**What you will do**
Each line containing the word "text" must be collected.

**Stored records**
::::

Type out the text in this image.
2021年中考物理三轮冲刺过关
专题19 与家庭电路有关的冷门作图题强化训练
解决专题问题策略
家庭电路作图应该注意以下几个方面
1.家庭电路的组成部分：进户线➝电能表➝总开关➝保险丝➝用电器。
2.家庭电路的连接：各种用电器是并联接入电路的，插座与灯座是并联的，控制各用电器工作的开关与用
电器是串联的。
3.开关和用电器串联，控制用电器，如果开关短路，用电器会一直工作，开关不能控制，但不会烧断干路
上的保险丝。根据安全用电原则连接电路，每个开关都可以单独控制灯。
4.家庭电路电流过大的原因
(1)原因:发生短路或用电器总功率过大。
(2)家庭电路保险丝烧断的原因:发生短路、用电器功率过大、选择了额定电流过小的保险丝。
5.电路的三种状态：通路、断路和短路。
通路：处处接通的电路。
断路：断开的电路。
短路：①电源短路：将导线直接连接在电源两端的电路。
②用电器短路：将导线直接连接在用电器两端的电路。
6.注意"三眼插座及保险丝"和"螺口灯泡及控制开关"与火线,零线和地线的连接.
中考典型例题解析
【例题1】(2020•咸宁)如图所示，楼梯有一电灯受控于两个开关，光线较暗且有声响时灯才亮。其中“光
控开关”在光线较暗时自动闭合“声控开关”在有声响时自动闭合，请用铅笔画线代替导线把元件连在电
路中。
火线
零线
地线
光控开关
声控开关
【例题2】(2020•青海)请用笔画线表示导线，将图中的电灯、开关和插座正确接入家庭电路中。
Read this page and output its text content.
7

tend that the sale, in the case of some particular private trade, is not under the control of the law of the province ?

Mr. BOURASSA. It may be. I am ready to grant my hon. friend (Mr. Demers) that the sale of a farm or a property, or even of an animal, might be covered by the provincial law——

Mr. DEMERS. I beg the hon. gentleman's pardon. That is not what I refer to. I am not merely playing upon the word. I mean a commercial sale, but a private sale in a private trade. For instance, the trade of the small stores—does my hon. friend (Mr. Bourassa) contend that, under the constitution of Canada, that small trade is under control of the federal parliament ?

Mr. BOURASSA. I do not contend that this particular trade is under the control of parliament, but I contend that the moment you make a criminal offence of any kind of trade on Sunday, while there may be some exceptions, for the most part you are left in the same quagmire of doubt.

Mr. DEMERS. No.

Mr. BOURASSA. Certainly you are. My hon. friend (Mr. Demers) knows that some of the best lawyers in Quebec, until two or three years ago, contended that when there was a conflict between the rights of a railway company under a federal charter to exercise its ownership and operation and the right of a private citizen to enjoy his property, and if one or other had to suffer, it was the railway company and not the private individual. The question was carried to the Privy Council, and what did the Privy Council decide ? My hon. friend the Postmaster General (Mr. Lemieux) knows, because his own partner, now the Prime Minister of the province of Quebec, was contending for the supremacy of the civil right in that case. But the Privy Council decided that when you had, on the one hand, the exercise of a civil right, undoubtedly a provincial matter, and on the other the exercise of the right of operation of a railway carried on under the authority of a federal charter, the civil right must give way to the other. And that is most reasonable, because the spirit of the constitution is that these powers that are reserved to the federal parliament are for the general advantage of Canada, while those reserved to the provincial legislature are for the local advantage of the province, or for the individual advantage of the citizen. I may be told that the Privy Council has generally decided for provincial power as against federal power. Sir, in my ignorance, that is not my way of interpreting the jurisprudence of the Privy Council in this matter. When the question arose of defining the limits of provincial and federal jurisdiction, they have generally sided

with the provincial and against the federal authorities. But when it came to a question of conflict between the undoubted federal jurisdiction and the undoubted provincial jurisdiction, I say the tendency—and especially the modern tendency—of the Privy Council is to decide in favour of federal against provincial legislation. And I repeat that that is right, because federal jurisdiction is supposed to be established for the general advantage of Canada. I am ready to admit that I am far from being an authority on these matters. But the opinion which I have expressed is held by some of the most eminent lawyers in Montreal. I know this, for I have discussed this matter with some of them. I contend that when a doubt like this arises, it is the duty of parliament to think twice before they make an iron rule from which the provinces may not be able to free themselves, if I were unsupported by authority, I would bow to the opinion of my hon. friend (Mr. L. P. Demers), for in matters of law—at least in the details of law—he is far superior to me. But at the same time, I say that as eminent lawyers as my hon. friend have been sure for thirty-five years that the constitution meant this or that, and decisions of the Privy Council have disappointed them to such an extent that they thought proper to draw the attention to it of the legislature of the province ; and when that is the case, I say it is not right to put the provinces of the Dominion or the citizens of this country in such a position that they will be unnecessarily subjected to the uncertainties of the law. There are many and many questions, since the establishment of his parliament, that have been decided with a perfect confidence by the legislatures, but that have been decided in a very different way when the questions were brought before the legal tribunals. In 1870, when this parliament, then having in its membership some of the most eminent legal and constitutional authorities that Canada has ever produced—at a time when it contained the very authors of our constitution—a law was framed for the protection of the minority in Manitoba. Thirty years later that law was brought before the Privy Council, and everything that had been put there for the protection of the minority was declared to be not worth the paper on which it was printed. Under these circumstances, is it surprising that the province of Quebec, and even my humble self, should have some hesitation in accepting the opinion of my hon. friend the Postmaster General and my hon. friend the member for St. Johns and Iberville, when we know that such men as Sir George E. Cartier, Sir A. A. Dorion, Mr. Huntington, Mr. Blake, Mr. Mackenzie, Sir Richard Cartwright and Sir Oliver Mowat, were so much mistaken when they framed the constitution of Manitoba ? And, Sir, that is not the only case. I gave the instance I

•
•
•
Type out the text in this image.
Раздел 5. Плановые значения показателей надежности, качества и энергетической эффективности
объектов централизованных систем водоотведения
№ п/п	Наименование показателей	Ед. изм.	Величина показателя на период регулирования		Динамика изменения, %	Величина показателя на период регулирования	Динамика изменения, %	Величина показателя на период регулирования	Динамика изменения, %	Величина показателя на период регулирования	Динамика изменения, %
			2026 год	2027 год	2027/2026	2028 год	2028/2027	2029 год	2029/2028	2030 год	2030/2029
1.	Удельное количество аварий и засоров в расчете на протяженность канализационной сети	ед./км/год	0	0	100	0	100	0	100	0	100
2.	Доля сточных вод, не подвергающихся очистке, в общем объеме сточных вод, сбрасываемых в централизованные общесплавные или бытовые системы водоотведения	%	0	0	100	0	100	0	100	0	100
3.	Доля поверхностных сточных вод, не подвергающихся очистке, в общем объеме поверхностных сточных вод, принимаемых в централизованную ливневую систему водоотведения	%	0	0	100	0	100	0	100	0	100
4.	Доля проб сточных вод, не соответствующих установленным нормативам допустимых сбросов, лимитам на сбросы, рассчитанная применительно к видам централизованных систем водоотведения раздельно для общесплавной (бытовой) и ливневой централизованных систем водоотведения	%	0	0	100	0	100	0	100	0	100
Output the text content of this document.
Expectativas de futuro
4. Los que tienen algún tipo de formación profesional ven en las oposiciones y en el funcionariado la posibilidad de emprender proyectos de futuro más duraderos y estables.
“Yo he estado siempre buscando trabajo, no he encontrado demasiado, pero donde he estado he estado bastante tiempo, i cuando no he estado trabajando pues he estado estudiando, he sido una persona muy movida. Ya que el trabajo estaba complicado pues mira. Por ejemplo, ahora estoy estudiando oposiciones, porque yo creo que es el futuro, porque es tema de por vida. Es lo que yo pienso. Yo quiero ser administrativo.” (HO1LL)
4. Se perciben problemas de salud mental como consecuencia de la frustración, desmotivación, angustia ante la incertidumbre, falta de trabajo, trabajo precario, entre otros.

::::

**Answer for this exercise**
Type out the text in this image.
Read this page and output its text content.
Type out the text in this image.
Output the text content of this document.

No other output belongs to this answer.